**REQUIRED TASK:** Copy every line of the data in which the word "Opto" occurs.

--- start of INPUT DATA ---

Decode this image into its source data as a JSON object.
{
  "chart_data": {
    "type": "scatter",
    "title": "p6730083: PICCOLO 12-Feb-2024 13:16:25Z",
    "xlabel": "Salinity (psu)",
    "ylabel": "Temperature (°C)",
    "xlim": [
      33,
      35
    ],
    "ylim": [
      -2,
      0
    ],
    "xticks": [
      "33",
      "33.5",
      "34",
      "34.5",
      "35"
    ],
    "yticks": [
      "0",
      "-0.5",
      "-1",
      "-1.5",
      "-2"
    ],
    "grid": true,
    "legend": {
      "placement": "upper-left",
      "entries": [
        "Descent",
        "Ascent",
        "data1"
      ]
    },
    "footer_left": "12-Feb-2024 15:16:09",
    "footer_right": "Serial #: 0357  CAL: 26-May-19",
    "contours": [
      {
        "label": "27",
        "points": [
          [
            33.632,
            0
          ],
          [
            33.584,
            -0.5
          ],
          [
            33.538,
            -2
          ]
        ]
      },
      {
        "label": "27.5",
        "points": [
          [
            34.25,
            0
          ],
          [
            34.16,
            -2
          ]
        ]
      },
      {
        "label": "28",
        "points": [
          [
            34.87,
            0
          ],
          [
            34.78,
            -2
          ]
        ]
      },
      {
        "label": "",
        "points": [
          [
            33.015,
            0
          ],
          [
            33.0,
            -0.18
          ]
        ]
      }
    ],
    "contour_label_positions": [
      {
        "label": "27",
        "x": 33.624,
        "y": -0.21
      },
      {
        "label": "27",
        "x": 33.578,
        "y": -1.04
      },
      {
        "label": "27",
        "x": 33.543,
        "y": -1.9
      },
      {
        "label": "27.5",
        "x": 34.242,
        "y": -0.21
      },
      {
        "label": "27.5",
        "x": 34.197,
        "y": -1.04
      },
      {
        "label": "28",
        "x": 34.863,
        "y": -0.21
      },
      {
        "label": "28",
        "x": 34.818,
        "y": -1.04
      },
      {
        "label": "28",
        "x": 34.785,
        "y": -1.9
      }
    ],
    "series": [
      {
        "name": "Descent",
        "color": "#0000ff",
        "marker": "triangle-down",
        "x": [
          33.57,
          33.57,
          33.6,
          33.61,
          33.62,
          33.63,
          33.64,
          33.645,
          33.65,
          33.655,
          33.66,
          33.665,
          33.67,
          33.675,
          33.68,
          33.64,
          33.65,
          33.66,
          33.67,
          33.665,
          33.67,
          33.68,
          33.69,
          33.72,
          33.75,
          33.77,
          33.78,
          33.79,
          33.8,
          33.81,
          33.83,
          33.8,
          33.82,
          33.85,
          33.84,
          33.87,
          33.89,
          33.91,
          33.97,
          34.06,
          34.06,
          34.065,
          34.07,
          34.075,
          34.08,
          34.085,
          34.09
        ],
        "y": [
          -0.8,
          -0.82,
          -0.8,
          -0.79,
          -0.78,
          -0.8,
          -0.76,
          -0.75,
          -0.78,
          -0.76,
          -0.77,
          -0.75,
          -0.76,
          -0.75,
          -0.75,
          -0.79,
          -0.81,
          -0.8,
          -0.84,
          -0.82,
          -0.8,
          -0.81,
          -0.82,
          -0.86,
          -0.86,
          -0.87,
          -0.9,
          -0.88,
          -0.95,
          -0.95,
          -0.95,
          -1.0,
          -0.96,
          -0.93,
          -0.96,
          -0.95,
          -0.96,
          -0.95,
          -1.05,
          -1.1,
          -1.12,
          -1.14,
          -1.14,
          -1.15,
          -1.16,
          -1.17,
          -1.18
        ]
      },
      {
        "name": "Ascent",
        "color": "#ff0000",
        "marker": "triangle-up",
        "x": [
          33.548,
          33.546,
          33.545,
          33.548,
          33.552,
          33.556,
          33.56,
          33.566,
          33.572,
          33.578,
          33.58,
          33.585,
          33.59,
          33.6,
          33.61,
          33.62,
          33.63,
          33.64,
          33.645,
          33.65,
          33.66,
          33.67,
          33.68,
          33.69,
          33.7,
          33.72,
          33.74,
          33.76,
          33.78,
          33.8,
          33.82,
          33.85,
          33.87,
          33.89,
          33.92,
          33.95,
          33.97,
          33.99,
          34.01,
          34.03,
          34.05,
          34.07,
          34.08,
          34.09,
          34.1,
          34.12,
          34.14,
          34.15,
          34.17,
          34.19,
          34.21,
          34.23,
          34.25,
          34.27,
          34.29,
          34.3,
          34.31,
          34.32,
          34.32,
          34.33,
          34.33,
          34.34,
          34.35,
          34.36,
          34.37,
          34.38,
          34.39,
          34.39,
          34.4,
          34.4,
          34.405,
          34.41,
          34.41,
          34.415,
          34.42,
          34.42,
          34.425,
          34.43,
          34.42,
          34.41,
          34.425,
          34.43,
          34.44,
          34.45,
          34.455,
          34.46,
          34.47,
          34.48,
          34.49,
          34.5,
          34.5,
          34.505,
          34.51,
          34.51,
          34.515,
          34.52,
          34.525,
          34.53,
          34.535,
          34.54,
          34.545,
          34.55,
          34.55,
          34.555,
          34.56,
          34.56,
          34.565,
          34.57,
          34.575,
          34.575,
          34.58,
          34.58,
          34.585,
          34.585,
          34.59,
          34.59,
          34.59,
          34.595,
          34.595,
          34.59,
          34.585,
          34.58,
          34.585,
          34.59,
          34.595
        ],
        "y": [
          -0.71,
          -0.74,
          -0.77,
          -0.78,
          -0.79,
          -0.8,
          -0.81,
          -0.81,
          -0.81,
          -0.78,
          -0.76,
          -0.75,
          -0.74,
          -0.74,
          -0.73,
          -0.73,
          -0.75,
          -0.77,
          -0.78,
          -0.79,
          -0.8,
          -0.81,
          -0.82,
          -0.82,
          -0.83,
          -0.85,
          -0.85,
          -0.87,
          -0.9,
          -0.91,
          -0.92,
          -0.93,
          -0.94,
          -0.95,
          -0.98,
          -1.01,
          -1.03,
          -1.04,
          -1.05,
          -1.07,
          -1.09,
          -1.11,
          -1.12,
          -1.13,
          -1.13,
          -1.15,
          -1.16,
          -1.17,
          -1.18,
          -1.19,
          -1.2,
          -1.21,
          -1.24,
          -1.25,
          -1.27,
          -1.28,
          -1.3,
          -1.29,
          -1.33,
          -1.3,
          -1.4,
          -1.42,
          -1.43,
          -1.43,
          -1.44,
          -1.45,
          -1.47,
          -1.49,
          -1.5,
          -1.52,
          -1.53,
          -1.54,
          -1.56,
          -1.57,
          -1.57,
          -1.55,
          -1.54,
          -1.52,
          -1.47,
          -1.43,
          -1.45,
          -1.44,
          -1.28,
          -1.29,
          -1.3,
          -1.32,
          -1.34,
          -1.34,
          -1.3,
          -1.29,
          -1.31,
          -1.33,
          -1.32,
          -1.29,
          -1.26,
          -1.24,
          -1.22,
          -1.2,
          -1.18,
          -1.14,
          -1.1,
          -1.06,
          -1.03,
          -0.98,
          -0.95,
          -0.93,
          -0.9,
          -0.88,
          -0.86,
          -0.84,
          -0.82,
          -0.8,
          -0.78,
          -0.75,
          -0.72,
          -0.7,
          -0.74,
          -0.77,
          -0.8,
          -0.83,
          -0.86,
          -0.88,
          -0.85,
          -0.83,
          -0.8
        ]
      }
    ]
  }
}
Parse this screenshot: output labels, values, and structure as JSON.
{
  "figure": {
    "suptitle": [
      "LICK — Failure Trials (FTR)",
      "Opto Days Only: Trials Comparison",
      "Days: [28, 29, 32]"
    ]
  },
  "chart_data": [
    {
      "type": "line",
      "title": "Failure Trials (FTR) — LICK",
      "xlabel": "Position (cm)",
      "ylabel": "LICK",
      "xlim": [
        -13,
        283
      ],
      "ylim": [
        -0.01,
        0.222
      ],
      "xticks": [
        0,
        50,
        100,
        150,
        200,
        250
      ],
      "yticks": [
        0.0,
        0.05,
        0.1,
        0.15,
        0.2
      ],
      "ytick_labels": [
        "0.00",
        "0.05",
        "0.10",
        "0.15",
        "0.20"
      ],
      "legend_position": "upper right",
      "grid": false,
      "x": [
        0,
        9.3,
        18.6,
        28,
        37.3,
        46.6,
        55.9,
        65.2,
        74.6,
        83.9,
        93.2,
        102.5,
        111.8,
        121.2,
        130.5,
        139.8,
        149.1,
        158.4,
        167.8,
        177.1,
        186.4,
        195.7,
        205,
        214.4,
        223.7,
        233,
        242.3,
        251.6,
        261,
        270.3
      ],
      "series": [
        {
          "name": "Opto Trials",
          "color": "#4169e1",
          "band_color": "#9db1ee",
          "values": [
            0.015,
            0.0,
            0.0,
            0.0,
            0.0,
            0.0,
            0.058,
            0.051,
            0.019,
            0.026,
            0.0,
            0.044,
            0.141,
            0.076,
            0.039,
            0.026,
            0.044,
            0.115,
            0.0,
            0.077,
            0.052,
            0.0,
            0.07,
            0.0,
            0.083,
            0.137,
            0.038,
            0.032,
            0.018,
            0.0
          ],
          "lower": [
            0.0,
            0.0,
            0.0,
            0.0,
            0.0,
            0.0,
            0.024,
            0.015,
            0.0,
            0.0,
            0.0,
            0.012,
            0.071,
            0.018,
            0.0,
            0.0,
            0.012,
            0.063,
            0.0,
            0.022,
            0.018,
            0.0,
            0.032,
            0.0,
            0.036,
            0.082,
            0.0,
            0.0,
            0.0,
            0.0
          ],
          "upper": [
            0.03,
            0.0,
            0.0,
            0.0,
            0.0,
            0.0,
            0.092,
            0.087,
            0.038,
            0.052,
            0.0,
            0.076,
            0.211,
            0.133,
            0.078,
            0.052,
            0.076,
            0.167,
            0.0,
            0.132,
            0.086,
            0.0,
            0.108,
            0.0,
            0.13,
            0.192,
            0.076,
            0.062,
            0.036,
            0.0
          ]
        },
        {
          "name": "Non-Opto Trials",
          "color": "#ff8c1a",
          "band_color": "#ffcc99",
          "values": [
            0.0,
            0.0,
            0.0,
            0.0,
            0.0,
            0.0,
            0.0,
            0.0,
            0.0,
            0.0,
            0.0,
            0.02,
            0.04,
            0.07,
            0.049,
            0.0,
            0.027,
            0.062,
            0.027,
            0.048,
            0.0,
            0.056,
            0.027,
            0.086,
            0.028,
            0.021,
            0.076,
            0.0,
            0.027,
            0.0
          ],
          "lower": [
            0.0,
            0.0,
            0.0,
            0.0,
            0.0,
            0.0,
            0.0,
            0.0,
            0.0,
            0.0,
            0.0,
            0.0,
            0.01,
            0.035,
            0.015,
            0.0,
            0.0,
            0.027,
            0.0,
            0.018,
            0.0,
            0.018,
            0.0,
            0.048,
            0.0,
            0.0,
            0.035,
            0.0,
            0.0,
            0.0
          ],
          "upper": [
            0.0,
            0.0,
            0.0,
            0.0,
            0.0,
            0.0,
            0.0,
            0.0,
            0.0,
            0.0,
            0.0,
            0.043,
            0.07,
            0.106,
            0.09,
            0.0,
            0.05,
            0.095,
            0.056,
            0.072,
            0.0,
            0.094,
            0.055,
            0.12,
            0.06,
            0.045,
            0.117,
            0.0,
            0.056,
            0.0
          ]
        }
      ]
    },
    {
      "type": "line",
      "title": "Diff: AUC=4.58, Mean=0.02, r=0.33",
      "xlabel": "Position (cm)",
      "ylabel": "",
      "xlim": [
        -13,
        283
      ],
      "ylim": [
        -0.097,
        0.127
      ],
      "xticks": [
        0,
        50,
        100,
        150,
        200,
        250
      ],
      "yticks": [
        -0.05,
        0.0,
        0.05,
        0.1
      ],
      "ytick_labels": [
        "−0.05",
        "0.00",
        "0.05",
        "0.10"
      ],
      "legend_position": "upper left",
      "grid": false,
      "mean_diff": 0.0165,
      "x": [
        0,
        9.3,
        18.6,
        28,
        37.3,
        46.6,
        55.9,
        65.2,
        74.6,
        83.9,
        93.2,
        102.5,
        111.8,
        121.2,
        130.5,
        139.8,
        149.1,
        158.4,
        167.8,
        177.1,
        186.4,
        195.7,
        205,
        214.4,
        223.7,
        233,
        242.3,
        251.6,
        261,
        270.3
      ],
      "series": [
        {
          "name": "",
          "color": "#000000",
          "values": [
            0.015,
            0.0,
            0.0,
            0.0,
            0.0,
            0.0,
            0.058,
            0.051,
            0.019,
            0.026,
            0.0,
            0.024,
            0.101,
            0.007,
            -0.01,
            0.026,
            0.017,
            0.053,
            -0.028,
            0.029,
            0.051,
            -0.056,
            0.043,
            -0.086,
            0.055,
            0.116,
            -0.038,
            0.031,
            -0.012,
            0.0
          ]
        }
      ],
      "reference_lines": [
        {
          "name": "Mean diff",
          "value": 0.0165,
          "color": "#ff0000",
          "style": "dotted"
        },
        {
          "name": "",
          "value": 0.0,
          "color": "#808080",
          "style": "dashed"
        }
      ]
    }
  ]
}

--- end of INPUT DATA ---

**EXERCISE OUTPUT:**
      "Opto Days Only: Trials Comparison",
          "name": "Opto Trials",
          "name": "Non-Opto Trials",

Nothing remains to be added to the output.